Data for this task:

------

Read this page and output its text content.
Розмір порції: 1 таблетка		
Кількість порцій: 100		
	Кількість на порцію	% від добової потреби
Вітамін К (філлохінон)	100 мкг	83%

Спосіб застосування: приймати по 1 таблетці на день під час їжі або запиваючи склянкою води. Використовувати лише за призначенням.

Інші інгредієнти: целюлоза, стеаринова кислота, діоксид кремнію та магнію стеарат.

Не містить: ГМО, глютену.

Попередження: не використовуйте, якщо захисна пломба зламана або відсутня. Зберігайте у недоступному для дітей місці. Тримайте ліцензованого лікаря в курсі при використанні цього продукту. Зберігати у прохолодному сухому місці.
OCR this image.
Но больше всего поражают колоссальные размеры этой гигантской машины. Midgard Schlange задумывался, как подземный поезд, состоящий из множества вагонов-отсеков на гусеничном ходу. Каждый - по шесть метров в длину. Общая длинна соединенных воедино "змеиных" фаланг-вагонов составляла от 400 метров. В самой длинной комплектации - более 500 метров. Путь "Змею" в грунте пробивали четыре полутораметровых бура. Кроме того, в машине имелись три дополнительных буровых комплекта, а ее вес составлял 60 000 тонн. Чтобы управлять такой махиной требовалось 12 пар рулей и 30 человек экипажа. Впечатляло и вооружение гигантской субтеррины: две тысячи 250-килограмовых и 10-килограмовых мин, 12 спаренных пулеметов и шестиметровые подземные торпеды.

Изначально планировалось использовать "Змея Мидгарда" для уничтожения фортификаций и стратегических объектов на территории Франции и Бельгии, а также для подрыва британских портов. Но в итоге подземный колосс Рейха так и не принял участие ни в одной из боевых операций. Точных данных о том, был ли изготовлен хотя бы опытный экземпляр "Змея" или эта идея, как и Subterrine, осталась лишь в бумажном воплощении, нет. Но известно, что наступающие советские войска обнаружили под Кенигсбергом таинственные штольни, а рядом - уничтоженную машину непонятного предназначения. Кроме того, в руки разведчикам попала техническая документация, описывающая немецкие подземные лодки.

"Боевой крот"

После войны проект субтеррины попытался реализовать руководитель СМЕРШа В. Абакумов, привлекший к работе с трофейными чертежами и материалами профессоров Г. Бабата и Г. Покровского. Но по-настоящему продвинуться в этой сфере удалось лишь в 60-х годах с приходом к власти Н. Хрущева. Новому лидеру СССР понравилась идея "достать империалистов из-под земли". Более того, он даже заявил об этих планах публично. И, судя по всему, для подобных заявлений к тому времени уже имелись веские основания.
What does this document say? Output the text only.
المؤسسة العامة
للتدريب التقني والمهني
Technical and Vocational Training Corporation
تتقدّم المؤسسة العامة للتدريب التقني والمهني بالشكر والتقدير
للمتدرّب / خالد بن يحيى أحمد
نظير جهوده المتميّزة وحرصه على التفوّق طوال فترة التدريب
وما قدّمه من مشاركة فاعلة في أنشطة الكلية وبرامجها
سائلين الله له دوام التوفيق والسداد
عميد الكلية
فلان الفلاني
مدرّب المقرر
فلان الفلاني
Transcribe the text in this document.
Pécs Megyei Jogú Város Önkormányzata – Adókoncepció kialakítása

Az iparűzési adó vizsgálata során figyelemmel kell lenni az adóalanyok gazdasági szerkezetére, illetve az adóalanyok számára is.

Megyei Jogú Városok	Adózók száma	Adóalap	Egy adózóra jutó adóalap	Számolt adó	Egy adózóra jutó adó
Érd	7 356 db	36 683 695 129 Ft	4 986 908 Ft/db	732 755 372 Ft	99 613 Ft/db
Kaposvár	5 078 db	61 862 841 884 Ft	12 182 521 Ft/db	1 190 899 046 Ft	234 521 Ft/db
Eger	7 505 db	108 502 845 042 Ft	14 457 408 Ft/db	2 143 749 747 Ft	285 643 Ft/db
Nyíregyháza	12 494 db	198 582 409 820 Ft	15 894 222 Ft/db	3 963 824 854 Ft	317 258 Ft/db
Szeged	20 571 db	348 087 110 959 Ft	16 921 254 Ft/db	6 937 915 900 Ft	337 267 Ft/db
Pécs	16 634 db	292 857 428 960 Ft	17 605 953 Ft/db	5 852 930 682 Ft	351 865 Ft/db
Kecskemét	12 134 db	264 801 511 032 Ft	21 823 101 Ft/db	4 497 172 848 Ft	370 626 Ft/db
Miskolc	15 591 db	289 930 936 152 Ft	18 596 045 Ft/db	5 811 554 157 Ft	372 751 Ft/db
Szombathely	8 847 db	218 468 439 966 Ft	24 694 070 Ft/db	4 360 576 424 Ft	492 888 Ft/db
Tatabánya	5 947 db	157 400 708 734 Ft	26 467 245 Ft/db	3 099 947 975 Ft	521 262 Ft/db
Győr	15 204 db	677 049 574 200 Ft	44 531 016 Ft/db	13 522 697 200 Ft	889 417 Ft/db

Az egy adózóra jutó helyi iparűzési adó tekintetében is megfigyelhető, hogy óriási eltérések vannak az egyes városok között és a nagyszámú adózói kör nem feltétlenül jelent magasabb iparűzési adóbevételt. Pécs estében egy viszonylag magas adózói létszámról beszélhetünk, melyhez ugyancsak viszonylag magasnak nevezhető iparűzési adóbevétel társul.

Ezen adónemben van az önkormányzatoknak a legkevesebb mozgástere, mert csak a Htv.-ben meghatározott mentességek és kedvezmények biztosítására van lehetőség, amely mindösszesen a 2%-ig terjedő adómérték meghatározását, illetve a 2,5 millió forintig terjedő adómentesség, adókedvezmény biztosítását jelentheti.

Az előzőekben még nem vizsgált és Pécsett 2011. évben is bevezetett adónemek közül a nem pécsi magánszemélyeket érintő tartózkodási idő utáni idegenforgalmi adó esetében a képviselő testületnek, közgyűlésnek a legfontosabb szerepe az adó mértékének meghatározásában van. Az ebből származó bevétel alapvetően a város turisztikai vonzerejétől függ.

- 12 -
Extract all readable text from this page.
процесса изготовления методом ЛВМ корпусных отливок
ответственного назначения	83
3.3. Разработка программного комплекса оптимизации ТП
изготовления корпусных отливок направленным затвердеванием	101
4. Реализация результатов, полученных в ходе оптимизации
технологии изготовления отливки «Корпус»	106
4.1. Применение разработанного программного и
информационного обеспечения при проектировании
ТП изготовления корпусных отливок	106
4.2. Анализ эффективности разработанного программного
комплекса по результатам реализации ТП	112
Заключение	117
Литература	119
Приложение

------

Given exercise:
Extract every record and return it verbatim.

Result for this exercise:
Read this page and output its text content.
Розмір порції: 1 таблетка		
Кількість порцій: 100		
	Кількість на порцію	% від добової потреби
Вітамін К (філлохінон)	100 мкг	83%

Спосіб застосування: приймати по 1 таблетці на день під час їжі або запиваючи склянкою води. Використовувати лише за призначенням.

Інші інгредієнти: целюлоза, стеаринова кислота, діоксид кремнію та магнію стеарат.

Не містить: ГМО, глютену.

Попередження: не використовуйте, якщо захисна пломба зламана або відсутня. Зберігайте у недоступному для дітей місці. Тримайте ліцензованого лікаря в курсі при використанні цього продукту. Зберігати у прохолодному сухому місці.
OCR this image.
Но больше всего поражают колоссальные размеры этой гигантской машины. Midgard Schlange задумывался, как подземный поезд, состоящий из множества вагонов-отсеков на гусеничном ходу. Каждый - по шесть метров в длину. Общая длинна соединенных воедино "змеиных" фаланг-вагонов составляла от 400 метров. В самой длинной комплектации - более 500 метров. Путь "Змею" в грунте пробивали четыре полутораметровых бура. Кроме того, в машине имелись три дополнительных буровых комплекта, а ее вес составлял 60 000 тонн. Чтобы управлять такой махиной требовалось 12 пар рулей и 30 человек экипажа. Впечатляло и вооружение гигантской субтеррины: две тысячи 250-килограмовых и 10-килограмовых мин, 12 спаренных пулеметов и шестиметровые подземные торпеды.

Изначально планировалось использовать "Змея Мидгарда" для уничтожения фортификаций и стратегических объектов на территории Франции и Бельгии, а также для подрыва британских портов. Но в итоге подземный колосс Рейха так и не принял участие ни в одной из боевых операций. Точных данных о том, был ли изготовлен хотя бы опытный экземпляр "Змея" или эта идея, как и Subterrine, осталась лишь в бумажном воплощении, нет. Но известно, что наступающие советские войска обнаружили под Кенигсбергом таинственные штольни, а рядом - уничтоженную машину непонятного предназначения. Кроме того, в руки разведчикам попала техническая документация, описывающая немецкие подземные лодки.

"Боевой крот"

После войны проект субтеррины попытался реализовать руководитель СМЕРШа В. Абакумов, привлекший к работе с трофейными чертежами и материалами профессоров Г. Бабата и Г. Покровского. Но по-настоящему продвинуться в этой сфере удалось лишь в 60-х годах с приходом к власти Н. Хрущева. Новому лидеру СССР понравилась идея "достать империалистов из-под земли". Более того, он даже заявил об этих планах публично. И, судя по всему, для подобных заявлений к тому времени уже имелись веские основания.
What does this document say? Output the text only.
المؤسسة العامة
للتدريب التقني والمهني
Technical and Vocational Training Corporation
تتقدّم المؤسسة العامة للتدريب التقني والمهني بالشكر والتقدير
للمتدرّب / خالد بن يحيى أحمد
نظير جهوده المتميّزة وحرصه على التفوّق طوال فترة التدريب
وما قدّمه من مشاركة فاعلة في أنشطة الكلية وبرامجها
سائلين الله له دوام التوفيق والسداد
عميد الكلية
فلان الفلاني
مدرّب المقرر
فلان الفلاني
Transcribe the text in this document.
Pécs Megyei Jogú Város Önkormányzata – Adókoncepció kialakítása

Az iparűzési adó vizsgálata során figyelemmel kell lenni az adóalanyok gazdasági szerkezetére, illetve az adóalanyok számára is.

Megyei Jogú Városok	Adózók száma	Adóalap	Egy adózóra jutó adóalap	Számolt adó	Egy adózóra jutó adó
Érd	7 356 db	36 683 695 129 Ft	4 986 908 Ft/db	732 755 372 Ft	99 613 Ft/db
Kaposvár	5 078 db	61 862 841 884 Ft	12 182 521 Ft/db	1 190 899 046 Ft	234 521 Ft/db
Eger	7 505 db	108 502 845 042 Ft	14 457 408 Ft/db	2 143 749 747 Ft	285 643 Ft/db
Nyíregyháza	12 494 db	198 582 409 820 Ft	15 894 222 Ft/db	3 963 824 854 Ft	317 258 Ft/db
Szeged	20 571 db	348 087 110 959 Ft	16 921 254 Ft/db	6 937 915 900 Ft	337 267 Ft/db
Pécs	16 634 db	292 857 428 960 Ft	17 605 953 Ft/db	5 852 930 682 Ft	351 865 Ft/db
Kecskemét	12 134 db	264 801 511 032 Ft	21 823 101 Ft/db	4 497 172 848 Ft	370 626 Ft/db
Miskolc	15 591 db	289 930 936 152 Ft	18 596 045 Ft/db	5 811 554 157 Ft	372 751 Ft/db
Szombathely	8 847 db	218 468 439 966 Ft	24 694 070 Ft/db	4 360 576 424 Ft	492 888 Ft/db
Tatabánya	5 947 db	157 400 708 734 Ft	26 467 245 Ft/db	3 099 947 975 Ft	521 262 Ft/db
Győr	15 204 db	677 049 574 200 Ft	44 531 016 Ft/db	13 522 697 200 Ft	889 417 Ft/db

Az egy adózóra jutó helyi iparűzési adó tekintetében is megfigyelhető, hogy óriási eltérések vannak az egyes városok között és a nagyszámú adózói kör nem feltétlenül jelent magasabb iparűzési adóbevételt. Pécs estében egy viszonylag magas adózói létszámról beszélhetünk, melyhez ugyancsak viszonylag magasnak nevezhető iparűzési adóbevétel társul.

Ezen adónemben van az önkormányzatoknak a legkevesebb mozgástere, mert csak a Htv.-ben meghatározott mentességek és kedvezmények biztosítására van lehetőség, amely mindösszesen a 2%-ig terjedő adómérték meghatározását, illetve a 2,5 millió forintig terjedő adómentesség, adókedvezmény biztosítását jelentheti.

Az előzőekben még nem vizsgált és Pécsett 2011. évben is bevezetett adónemek közül a nem pécsi magánszemélyeket érintő tartózkodási idő utáni idegenforgalmi adó esetében a képviselő testületnek, közgyűlésnek a legfontosabb szerepe az adó mértékének meghatározásában van. Az ebből származó bevétel alapvetően a város turisztikai vonzerejétől függ.

- 12 -
Extract all readable text from this page.
процесса изготовления методом ЛВМ корпусных отливок
ответственного назначения	83
3.3. Разработка программного комплекса оптимизации ТП
изготовления корпусных отливок направленным затвердеванием	101
4. Реализация результатов, полученных в ходе оптимизации
технологии изготовления отливки «Корпус»	106
4.1. Применение разработанного программного и
информационного обеспечения при проектировании
ТП изготовления корпусных отливок	106
4.2. Анализ эффективности разработанного программного
комплекса по результатам реализации ТП	112
Заключение	117
Литература	119
Приложение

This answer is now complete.